* WHAT TO DO
Print the entries below in their entirety, exactly as they are written.

--- EXTRACTED ENTRIES ---

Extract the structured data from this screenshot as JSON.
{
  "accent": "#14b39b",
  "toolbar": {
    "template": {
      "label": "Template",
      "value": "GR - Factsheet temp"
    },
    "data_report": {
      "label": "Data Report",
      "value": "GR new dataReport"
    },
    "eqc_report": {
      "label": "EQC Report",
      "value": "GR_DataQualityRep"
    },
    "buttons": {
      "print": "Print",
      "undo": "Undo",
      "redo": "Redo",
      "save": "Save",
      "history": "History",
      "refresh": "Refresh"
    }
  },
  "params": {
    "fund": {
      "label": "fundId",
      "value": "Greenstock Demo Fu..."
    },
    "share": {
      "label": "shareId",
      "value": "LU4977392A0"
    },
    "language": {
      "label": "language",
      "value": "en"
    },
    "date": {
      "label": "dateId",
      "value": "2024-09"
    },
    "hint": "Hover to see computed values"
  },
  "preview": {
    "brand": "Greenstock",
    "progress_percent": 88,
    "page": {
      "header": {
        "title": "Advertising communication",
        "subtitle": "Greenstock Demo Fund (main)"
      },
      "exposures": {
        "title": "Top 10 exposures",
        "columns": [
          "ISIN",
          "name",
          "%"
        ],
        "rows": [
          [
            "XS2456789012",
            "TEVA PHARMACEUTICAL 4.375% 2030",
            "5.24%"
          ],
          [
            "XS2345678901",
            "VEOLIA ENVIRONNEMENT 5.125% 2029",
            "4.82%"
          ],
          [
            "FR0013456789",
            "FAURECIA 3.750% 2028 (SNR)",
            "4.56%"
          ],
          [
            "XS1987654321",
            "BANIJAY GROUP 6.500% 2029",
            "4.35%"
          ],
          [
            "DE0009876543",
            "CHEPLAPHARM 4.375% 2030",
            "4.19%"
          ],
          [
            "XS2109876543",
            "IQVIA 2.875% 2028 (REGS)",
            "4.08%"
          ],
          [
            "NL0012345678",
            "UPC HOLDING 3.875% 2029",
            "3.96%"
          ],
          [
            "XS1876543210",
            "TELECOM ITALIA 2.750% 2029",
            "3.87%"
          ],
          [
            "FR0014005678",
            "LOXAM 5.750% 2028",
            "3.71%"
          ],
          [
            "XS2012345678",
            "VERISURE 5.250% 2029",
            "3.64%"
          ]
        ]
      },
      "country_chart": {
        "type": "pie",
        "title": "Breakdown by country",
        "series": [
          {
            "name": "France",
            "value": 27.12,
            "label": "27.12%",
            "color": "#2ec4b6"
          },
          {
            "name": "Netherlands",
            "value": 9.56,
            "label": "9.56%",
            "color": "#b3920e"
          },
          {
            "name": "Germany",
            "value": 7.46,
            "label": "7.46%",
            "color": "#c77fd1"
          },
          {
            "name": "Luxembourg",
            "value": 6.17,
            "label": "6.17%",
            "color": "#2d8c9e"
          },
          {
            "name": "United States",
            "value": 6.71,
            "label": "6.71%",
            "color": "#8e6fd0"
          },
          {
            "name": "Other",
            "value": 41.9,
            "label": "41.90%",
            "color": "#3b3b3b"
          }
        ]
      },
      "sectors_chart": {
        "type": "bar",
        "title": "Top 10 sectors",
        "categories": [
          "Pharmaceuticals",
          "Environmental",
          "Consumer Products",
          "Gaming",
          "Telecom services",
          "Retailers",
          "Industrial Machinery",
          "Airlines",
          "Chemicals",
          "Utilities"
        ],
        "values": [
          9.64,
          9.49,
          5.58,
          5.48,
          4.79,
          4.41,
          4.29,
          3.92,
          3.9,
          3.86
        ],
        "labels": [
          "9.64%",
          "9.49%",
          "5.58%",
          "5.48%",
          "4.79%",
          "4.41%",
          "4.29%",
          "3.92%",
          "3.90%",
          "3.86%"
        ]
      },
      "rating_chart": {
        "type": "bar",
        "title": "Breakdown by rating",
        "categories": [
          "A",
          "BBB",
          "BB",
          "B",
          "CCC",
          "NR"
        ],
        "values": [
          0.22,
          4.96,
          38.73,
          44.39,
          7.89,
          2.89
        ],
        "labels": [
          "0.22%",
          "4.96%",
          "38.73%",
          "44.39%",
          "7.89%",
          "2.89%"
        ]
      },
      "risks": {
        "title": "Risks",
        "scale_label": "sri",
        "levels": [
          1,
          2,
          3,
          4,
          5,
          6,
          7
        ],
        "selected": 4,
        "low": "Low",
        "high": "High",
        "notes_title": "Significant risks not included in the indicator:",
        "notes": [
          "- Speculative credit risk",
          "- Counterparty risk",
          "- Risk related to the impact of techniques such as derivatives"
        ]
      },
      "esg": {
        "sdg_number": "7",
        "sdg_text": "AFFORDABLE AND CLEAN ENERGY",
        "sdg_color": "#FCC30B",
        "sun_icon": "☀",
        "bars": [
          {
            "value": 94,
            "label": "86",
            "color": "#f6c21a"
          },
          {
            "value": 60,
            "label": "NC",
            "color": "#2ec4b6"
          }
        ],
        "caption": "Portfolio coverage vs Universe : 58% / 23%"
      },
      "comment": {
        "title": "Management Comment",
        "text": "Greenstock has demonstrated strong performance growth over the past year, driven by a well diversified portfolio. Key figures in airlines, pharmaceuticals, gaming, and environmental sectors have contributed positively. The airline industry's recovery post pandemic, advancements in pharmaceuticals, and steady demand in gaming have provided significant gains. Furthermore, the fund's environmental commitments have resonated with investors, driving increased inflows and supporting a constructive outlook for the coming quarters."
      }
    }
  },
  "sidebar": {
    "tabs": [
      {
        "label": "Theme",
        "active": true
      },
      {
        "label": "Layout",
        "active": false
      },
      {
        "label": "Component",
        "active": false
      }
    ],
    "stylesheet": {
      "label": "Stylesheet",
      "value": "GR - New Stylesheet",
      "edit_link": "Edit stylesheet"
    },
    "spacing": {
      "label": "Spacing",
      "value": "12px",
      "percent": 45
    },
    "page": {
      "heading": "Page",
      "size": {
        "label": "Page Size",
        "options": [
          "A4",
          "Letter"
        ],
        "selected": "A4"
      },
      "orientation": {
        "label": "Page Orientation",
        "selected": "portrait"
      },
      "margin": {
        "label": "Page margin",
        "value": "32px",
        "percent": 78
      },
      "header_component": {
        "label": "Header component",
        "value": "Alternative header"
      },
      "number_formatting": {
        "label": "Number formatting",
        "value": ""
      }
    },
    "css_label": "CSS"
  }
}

---

* REPLY TO THE TASK
Extract the structured data from this screenshot as JSON.
{
  "accent": "#14b39b",
  "toolbar": {
    "template": {
      "label": "Template",
      "value": "GR - Factsheet temp"
    },
    "data_report": {
      "label": "Data Report",
      "value": "GR new dataReport"
    },
    "eqc_report": {
      "label": "EQC Report",
      "value": "GR_DataQualityRep"
    },
    "buttons": {
      "print": "Print",
      "undo": "Undo",
      "redo": "Redo",
      "save": "Save",
      "history": "History",
      "refresh": "Refresh"
    }
  },
  "params": {
    "fund": {
      "label": "fundId",
      "value": "Greenstock Demo Fu..."
    },
    "share": {
      "label": "shareId",
      "value": "LU4977392A0"
    },
    "language": {
      "label": "language",
      "value": "en"
    },
    "date": {
      "label": "dateId",
      "value": "2024-09"
    },
    "hint": "Hover to see computed values"
  },
  "preview": {
    "brand": "Greenstock",
    "progress_percent": 88,
    "page": {
      "header": {
        "title": "Advertising communication",
        "subtitle": "Greenstock Demo Fund (main)"
      },
      "exposures": {
        "title": "Top 10 exposures",
        "columns": [
          "ISIN",
          "name",
          "%"
        ],
        "rows": [
          [
            "XS2456789012",
            "TEVA PHARMACEUTICAL 4.375% 2030",
            "5.24%"
          ],
          [
            "XS2345678901",
            "VEOLIA ENVIRONNEMENT 5.125% 2029",
            "4.82%"
          ],
          [
            "FR0013456789",
            "FAURECIA 3.750% 2028 (SNR)",
            "4.56%"
          ],
          [
            "XS1987654321",
            "BANIJAY GROUP 6.500% 2029",
            "4.35%"
          ],
          [
            "DE0009876543",
            "CHEPLAPHARM 4.375% 2030",
            "4.19%"
          ],
          [
            "XS2109876543",
            "IQVIA 2.875% 2028 (REGS)",
            "4.08%"
          ],
          [
            "NL0012345678",
            "UPC HOLDING 3.875% 2029",
            "3.96%"
          ],
          [
            "XS1876543210",
            "TELECOM ITALIA 2.750% 2029",
            "3.87%"
          ],
          [
            "FR0014005678",
            "LOXAM 5.750% 2028",
            "3.71%"
          ],
          [
            "XS2012345678",
            "VERISURE 5.250% 2029",
            "3.64%"
          ]
        ]
      },
      "country_chart": {
        "type": "pie",
        "title": "Breakdown by country",
        "series": [
          {
            "name": "France",
            "value": 27.12,
            "label": "27.12%",
            "color": "#2ec4b6"
          },
          {
            "name": "Netherlands",
            "value": 9.56,
            "label": "9.56%",
            "color": "#b3920e"
          },
          {
            "name": "Germany",
            "value": 7.46,
            "label": "7.46%",
            "color": "#c77fd1"
          },
          {
            "name": "Luxembourg",
            "value": 6.17,
            "label": "6.17%",
            "color": "#2d8c9e"
          },
          {
            "name": "United States",
            "value": 6.71,
            "label": "6.71%",
            "color": "#8e6fd0"
          },
          {
            "name": "Other",
            "value": 41.9,
            "label": "41.90%",
            "color": "#3b3b3b"
          }
        ]
      },
      "sectors_chart": {
        "type": "bar",
        "title": "Top 10 sectors",
        "categories": [
          "Pharmaceuticals",
          "Environmental",
          "Consumer Products",
          "Gaming",
          "Telecom services",
          "Retailers",
          "Industrial Machinery",
          "Airlines",
          "Chemicals",
          "Utilities"
        ],
        "values": [
          9.64,
          9.49,
          5.58,
          5.48,
          4.79,
          4.41,
          4.29,
          3.92,
          3.9,
          3.86
        ],
        "labels": [
          "9.64%",
          "9.49%",
          "5.58%",
          "5.48%",
          "4.79%",
          "4.41%",
          "4.29%",
          "3.92%",
          "3.90%",
          "3.86%"
        ]
      },
      "rating_chart": {
        "type": "bar",
        "title": "Breakdown by rating",
        "categories": [
          "A",
          "BBB",
          "BB",
          "B",
          "CCC",
          "NR"
        ],
        "values": [
          0.22,
          4.96,
          38.73,
          44.39,
          7.89,
          2.89
        ],
        "labels": [
          "0.22%",
          "4.96%",
          "38.73%",
          "44.39%",
          "7.89%",
          "2.89%"
        ]
      },
      "risks": {
        "title": "Risks",
        "scale_label": "sri",
        "levels": [
          1,
          2,
          3,
          4,
          5,
          6,
          7
        ],
        "selected": 4,
        "low": "Low",
        "high": "High",
        "notes_title": "Significant risks not included in the indicator:",
        "notes": [
          "- Speculative credit risk",
          "- Counterparty risk",
          "- Risk related to the impact of techniques such as derivatives"
        ]
      },
      "esg": {
        "sdg_number": "7",
        "sdg_text": "AFFORDABLE AND CLEAN ENERGY",
        "sdg_color": "#FCC30B",
        "sun_icon": "☀",
        "bars": [
          {
            "value": 94,
            "label": "86",
            "color": "#f6c21a"
          },
          {
            "value": 60,
            "label": "NC",
            "color": "#2ec4b6"
          }
        ],
        "caption": "Portfolio coverage vs Universe : 58% / 23%"
      },
      "comment": {
        "title": "Management Comment",
        "text": "Greenstock has demonstrated strong performance growth over the past year, driven by a well diversified portfolio. Key figures in airlines, pharmaceuticals, gaming, and environmental sectors have contributed positively. The airline industry's recovery post pandemic, advancements in pharmaceuticals, and steady demand in gaming have provided significant gains. Furthermore, the fund's environmental commitments have resonated with investors, driving increased inflows and supporting a constructive outlook for the coming quarters."
      }
    }
  },
  "sidebar": {
    "tabs": [
      {
        "label": "Theme",
        "active": true
      },
      {
        "label": "Layout",
        "active": false
      },
      {
        "label": "Component",
        "active": false
      }
    ],
    "stylesheet": {
      "label": "Stylesheet",
      "value": "GR - New Stylesheet",
      "edit_link": "Edit stylesheet"
    },
    "spacing": {
      "label": "Spacing",
      "value": "12px",
      "percent": 45
    },
    "page": {
      "heading": "Page",
      "size": {
        "label": "Page Size",
        "options": [
          "A4",
          "Letter"
        ],
        "selected": "A4"
      },
      "orientation": {
        "label": "Page Orientation",
        "selected": "portrait"
      },
      "margin": {
        "label": "Page margin",
        "value": "32px",
        "percent": 78
      },
      "header_component": {
        "label": "Header component",
        "value": "Alternative header"
      },
      "number_formatting": {
        "label": "Number formatting",
        "value": ""
      }
    },
    "css_label": "CSS"
  }
}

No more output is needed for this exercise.